[WORK INSTRUCTIONS]
Tally the lines in the records underneath that contain the string "жизнь", and state the figure by itself.

-- Start DATA FOR THIS EXERCISE --

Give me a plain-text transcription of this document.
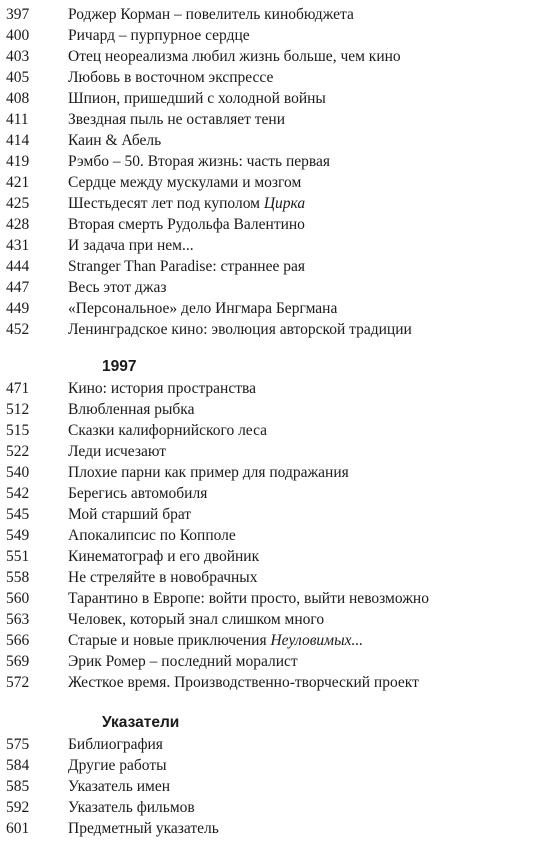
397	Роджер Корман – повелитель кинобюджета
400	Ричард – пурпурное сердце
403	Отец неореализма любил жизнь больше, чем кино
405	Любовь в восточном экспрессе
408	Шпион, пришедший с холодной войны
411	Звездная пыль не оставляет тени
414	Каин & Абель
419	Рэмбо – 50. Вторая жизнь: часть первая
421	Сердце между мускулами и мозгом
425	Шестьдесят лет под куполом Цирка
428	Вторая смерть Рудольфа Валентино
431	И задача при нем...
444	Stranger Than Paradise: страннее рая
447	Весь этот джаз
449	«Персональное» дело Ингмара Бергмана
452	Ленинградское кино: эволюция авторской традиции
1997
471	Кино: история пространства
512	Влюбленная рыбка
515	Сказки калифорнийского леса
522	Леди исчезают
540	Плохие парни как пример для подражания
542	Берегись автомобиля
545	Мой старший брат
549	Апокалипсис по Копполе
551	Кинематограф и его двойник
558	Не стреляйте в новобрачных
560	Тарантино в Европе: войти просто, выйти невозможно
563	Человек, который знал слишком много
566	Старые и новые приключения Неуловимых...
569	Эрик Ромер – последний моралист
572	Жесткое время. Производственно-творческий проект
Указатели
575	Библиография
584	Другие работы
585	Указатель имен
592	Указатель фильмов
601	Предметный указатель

-- End DATA FOR THIS EXERCISE --
-- Start DATA FOR THIS EXERCISE --

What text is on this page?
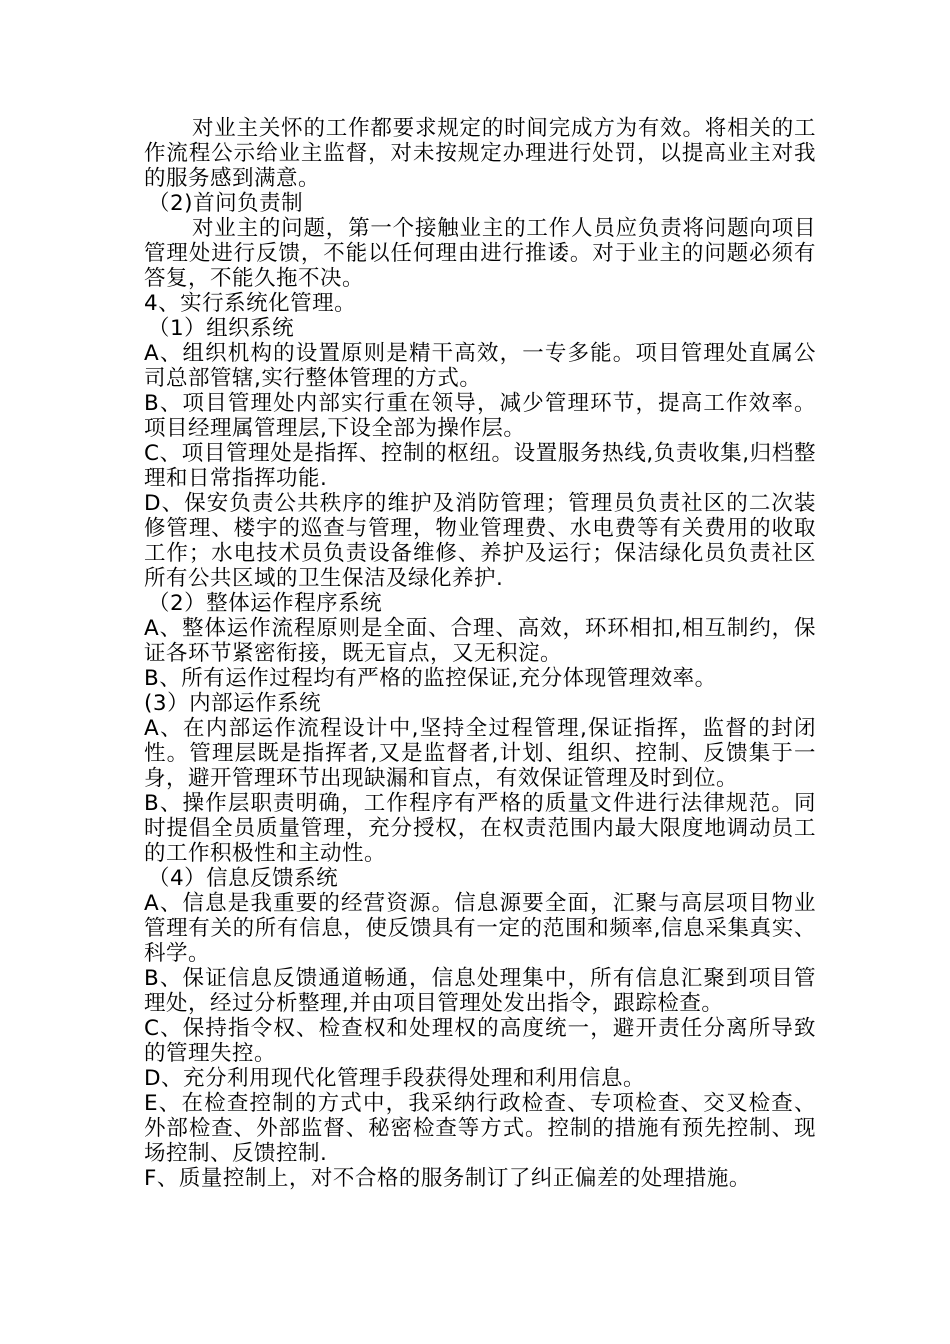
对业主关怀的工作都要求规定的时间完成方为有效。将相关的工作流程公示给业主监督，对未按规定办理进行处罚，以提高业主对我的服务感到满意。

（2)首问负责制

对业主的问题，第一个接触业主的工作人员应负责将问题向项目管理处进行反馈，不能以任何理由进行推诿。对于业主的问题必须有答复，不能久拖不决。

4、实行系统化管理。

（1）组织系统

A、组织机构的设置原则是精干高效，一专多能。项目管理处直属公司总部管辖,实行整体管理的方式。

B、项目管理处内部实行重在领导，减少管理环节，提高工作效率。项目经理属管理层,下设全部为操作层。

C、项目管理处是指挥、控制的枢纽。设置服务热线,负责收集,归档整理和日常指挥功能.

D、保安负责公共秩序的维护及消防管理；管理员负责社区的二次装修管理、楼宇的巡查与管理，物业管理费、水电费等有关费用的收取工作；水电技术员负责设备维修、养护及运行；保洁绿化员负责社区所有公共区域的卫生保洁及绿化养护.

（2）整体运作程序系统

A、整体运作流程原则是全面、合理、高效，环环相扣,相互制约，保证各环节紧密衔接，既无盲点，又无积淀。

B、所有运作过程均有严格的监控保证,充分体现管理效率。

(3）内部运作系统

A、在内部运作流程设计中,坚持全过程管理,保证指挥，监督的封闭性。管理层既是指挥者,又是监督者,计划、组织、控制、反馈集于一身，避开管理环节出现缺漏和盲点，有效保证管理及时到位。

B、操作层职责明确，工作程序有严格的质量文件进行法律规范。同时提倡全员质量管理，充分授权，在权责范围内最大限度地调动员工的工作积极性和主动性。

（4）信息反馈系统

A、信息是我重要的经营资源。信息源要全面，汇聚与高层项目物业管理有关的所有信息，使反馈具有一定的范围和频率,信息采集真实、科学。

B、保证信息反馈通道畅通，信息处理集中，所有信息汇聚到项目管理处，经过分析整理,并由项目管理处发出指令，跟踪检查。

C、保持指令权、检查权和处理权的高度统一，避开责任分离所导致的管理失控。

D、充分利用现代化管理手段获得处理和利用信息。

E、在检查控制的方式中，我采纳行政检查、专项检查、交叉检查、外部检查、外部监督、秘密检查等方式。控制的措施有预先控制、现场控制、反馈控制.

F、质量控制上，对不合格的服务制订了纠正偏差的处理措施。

-- End DATA FOR THIS EXERCISE --

[COMPLETE ANSWER]
2